■ RECORDS TO PROCESS:
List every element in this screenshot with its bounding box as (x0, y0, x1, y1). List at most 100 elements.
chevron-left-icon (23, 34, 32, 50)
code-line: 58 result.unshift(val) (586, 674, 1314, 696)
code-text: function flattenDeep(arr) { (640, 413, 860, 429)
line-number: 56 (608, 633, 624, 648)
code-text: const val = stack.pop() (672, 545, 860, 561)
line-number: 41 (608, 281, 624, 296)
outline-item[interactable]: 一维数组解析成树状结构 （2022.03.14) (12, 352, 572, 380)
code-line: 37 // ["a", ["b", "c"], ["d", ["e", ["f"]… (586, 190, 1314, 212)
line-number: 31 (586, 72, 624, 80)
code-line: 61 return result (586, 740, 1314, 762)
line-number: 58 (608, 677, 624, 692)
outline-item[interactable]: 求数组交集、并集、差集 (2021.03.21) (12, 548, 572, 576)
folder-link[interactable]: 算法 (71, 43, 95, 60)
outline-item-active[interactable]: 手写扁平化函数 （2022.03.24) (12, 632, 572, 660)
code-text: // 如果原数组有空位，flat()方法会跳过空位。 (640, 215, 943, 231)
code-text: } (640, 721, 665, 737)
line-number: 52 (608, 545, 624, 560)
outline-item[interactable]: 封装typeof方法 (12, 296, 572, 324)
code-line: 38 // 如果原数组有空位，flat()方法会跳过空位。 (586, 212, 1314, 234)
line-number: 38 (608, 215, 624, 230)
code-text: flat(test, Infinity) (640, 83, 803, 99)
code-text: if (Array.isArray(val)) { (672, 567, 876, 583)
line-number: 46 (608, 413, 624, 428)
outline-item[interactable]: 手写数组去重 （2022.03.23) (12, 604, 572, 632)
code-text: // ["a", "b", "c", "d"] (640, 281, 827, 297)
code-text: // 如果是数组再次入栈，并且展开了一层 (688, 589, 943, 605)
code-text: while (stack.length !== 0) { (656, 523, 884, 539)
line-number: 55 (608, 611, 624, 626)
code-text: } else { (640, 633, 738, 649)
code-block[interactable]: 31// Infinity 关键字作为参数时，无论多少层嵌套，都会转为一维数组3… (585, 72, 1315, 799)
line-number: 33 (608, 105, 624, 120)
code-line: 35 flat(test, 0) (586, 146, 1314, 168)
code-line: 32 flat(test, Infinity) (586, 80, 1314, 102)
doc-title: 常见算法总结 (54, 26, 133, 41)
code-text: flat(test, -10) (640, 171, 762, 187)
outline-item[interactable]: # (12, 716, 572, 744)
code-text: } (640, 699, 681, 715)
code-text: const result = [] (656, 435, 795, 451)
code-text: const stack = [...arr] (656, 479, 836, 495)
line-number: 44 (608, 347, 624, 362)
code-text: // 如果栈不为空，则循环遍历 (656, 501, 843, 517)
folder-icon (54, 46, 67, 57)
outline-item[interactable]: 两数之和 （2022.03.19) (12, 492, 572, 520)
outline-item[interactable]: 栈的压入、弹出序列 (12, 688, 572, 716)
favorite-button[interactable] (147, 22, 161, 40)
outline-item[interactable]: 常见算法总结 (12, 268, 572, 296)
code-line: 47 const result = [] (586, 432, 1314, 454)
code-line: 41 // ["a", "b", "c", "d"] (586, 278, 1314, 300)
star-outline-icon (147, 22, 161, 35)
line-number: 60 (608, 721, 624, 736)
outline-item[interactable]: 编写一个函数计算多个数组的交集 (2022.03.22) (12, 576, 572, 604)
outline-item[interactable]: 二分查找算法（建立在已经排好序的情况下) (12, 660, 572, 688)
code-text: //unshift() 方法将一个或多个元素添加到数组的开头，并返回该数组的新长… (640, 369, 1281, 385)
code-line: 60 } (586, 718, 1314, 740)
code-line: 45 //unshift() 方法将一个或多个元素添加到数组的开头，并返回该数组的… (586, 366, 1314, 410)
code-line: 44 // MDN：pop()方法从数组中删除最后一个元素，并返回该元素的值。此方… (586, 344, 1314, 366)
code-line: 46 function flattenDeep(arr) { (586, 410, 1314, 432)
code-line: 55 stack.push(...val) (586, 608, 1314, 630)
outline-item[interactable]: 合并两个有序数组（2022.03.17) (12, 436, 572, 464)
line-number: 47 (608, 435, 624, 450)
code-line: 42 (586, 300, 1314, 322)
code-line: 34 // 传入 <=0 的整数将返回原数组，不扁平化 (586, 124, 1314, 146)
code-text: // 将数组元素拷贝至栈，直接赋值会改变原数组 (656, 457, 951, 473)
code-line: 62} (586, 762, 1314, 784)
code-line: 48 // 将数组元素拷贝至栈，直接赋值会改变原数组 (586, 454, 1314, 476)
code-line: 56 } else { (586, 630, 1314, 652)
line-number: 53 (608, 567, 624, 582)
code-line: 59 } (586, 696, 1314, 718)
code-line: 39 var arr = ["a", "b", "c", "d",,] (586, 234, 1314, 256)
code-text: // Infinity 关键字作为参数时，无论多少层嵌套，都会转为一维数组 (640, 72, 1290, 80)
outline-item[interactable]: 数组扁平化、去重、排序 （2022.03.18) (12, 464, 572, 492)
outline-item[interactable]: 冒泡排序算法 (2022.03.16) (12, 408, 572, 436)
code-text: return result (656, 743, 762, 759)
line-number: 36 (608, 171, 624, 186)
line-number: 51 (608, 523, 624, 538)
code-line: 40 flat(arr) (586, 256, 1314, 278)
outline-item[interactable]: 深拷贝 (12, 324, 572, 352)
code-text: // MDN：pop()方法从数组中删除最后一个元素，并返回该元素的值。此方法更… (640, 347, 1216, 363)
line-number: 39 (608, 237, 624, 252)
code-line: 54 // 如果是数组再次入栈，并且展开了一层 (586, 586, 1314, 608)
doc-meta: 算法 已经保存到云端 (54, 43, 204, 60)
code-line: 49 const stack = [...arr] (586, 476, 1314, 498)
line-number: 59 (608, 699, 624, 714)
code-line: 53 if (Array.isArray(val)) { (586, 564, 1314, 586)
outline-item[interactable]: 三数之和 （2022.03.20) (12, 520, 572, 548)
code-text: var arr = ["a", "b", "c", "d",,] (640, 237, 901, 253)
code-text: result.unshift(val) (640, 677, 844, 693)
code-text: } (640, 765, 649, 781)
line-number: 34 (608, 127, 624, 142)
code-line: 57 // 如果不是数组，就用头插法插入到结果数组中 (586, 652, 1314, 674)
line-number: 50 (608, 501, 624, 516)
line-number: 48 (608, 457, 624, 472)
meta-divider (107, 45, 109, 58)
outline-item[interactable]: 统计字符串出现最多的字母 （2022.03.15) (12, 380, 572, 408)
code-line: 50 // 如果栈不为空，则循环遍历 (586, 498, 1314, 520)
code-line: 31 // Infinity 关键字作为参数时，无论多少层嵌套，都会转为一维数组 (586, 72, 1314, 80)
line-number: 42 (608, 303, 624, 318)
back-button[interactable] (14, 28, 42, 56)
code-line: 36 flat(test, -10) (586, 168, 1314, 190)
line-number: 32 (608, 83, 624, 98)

■ WRITTEN EXERCISE: Return the lines starting at the first one and ending at the one containing "line-number: 41 (608, 281, 624, 296)", copied exactly.

■ ANSWER TO THIS PROBLEM:
List every element in this screenshot with its bounding box as (x0, y0, x1, y1). List at most 100 elements.
chevron-left-icon (23, 34, 32, 50)
code-line: 58 result.unshift(val) (586, 674, 1314, 696)
code-text: function flattenDeep(arr) { (640, 413, 860, 429)
line-number: 56 (608, 633, 624, 648)
code-text: const val = stack.pop() (672, 545, 860, 561)
line-number: 41 (608, 281, 624, 296)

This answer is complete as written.